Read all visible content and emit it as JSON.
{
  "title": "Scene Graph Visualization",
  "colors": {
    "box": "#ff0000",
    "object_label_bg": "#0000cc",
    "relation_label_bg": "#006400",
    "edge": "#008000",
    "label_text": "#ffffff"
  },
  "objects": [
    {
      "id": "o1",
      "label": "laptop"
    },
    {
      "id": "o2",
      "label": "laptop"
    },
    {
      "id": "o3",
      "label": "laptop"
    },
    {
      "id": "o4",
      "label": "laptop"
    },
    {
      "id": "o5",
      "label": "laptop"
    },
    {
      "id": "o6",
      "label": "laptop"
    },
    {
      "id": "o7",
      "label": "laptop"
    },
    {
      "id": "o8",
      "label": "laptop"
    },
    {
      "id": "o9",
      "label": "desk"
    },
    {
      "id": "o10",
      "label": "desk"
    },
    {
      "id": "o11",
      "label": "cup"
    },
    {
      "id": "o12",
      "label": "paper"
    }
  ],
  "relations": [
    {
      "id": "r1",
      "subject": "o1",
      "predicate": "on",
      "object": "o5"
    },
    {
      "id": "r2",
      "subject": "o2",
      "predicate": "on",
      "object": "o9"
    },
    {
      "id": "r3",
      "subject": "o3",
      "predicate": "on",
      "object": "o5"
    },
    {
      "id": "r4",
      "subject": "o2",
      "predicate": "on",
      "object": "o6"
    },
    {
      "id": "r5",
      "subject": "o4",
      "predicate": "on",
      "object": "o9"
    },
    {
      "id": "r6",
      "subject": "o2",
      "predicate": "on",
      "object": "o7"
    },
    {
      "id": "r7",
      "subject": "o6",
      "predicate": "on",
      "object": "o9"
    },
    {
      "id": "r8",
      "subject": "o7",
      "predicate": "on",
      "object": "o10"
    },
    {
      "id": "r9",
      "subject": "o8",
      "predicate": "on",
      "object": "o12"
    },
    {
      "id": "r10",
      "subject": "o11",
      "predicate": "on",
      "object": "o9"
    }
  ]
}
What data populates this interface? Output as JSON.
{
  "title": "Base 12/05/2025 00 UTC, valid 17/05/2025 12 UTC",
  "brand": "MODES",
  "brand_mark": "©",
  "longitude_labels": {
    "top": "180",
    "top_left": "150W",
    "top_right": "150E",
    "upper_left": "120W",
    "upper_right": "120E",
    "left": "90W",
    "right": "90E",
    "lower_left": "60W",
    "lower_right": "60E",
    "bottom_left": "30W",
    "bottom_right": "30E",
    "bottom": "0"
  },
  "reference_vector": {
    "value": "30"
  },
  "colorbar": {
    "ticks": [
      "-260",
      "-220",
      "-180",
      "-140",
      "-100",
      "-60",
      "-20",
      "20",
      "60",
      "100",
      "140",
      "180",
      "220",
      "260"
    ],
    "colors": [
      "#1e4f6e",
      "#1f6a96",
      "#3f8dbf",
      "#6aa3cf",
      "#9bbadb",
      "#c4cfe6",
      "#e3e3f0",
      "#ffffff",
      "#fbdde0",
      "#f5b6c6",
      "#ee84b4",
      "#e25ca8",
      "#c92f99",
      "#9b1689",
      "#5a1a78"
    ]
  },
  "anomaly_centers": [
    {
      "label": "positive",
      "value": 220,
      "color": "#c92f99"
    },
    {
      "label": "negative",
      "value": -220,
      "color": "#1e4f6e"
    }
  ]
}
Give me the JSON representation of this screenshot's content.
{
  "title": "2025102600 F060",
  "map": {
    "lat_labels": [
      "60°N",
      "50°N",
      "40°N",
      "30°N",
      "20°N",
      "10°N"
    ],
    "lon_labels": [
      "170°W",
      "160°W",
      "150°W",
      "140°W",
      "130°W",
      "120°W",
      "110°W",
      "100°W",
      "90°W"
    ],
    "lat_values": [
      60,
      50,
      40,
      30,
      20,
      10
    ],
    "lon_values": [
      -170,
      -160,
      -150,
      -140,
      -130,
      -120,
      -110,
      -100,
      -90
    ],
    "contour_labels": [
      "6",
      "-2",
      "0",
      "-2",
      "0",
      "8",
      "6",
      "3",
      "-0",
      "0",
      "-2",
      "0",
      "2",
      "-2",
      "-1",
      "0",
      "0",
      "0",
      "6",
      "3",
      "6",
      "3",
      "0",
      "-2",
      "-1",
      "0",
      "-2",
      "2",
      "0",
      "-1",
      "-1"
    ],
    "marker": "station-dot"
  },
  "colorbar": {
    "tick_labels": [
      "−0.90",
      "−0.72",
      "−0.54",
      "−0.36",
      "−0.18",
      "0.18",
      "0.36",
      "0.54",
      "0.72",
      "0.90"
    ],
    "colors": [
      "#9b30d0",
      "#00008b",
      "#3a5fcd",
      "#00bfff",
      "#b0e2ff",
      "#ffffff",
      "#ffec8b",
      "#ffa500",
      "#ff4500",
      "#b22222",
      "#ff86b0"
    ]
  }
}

===

Copy the material above verbatim.

* The completed task *
Read all visible content and emit it as JSON.
{
  "title": "Scene Graph Visualization",
  "colors": {
    "box": "#ff0000",
    "object_label_bg": "#0000cc",
    "relation_label_bg": "#006400",
    "edge": "#008000",
    "label_text": "#ffffff"
  },
  "objects": [
    {
      "id": "o1",
      "label": "laptop"
    },
    {
      "id": "o2",
      "label": "laptop"
    },
    {
      "id": "o3",
      "label": "laptop"
    },
    {
      "id": "o4",
      "label": "laptop"
    },
    {
      "id": "o5",
      "label": "laptop"
    },
    {
      "id": "o6",
      "label": "laptop"
    },
    {
      "id": "o7",
      "label": "laptop"
    },
    {
      "id": "o8",
      "label": "laptop"
    },
    {
      "id": "o9",
      "label": "desk"
    },
    {
      "id": "o10",
      "label": "desk"
    },
    {
      "id": "o11",
      "label": "cup"
    },
    {
      "id": "o12",
      "label": "paper"
    }
  ],
  "relations": [
    {
      "id": "r1",
      "subject": "o1",
      "predicate": "on",
      "object": "o5"
    },
    {
      "id": "r2",
      "subject": "o2",
      "predicate": "on",
      "object": "o9"
    },
    {
      "id": "r3",
      "subject": "o3",
      "predicate": "on",
      "object": "o5"
    },
    {
      "id": "r4",
      "subject": "o2",
      "predicate": "on",
      "object": "o6"
    },
    {
      "id": "r5",
      "subject": "o4",
      "predicate": "on",
      "object": "o9"
    },
    {
      "id": "r6",
      "subject": "o2",
      "predicate": "on",
      "object": "o7"
    },
    {
      "id": "r7",
      "subject": "o6",
      "predicate": "on",
      "object": "o9"
    },
    {
      "id": "r8",
      "subject": "o7",
      "predicate": "on",
      "object": "o10"
    },
    {
      "id": "r9",
      "subject": "o8",
      "predicate": "on",
      "object": "o12"
    },
    {
      "id": "r10",
      "subject": "o11",
      "predicate": "on",
      "object": "o9"
    }
  ]
}
What data populates this interface? Output as JSON.
{
  "title": "Base 12/05/2025 00 UTC, valid 17/05/2025 12 UTC",
  "brand": "MODES",
  "brand_mark": "©",
  "longitude_labels": {
    "top": "180",
    "top_left": "150W",
    "top_right": "150E",
    "upper_left": "120W",
    "upper_right": "120E",
    "left": "90W",
    "right": "90E",
    "lower_left": "60W",
    "lower_right": "60E",
    "bottom_left": "30W",
    "bottom_right": "30E",
    "bottom": "0"
  },
  "reference_vector": {
    "value": "30"
  },
  "colorbar": {
    "ticks": [
      "-260",
      "-220",
      "-180",
      "-140",
      "-100",
      "-60",
      "-20",
      "20",
      "60",
      "100",
      "140",
      "180",
      "220",
      "260"
    ],
    "colors": [
      "#1e4f6e",
      "#1f6a96",
      "#3f8dbf",
      "#6aa3cf",
      "#9bbadb",
      "#c4cfe6",
      "#e3e3f0",
      "#ffffff",
      "#fbdde0",
      "#f5b6c6",
      "#ee84b4",
      "#e25ca8",
      "#c92f99",
      "#9b1689",
      "#5a1a78"
    ]
  },
  "anomaly_centers": [
    {
      "label": "positive",
      "value": 220,
      "color": "#c92f99"
    },
    {
      "label": "negative",
      "value": -220,
      "color": "#1e4f6e"
    }
  ]
}
Give me the JSON representation of this screenshot's content.
{
  "title": "2025102600 F060",
  "map": {
    "lat_labels": [
      "60°N",
      "50°N",
      "40°N",
      "30°N",
      "20°N",
      "10°N"
    ],
    "lon_labels": [
      "170°W",
      "160°W",
      "150°W",
      "140°W",
      "130°W",
      "120°W",
      "110°W",
      "100°W",
      "90°W"
    ],
    "lat_values": [
      60,
      50,
      40,
      30,
      20,
      10
    ],
    "lon_values": [
      -170,
      -160,
      -150,
      -140,
      -130,
      -120,
      -110,
      -100,
      -90
    ],
    "contour_labels": [
      "6",
      "-2",
      "0",
      "-2",
      "0",
      "8",
      "6",
      "3",
      "-0",
      "0",
      "-2",
      "0",
      "2",
      "-2",
      "-1",
      "0",
      "0",
      "0",
      "6",
      "3",
      "6",
      "3",
      "0",
      "-2",
      "-1",
      "0",
      "-2",
      "2",
      "0",
      "-1",
      "-1"
    ],
    "marker": "station-dot"
  },
  "colorbar": {
    "tick_labels": [
      "−0.90",
      "−0.72",
      "−0.54",
      "−0.36",
      "−0.18",
      "0.18",
      "0.36",
      "0.54",
      "0.72",
      "0.90"
    ],
    "colors": [
      "#9b30d0",
      "#00008b",
      "#3a5fcd",
      "#00bfff",
      "#b0e2ff",
      "#ffffff",
      "#ffec8b",
      "#ffa500",
      "#ff4500",
      "#b22222",
      "#ff86b0"
    ]
  }
}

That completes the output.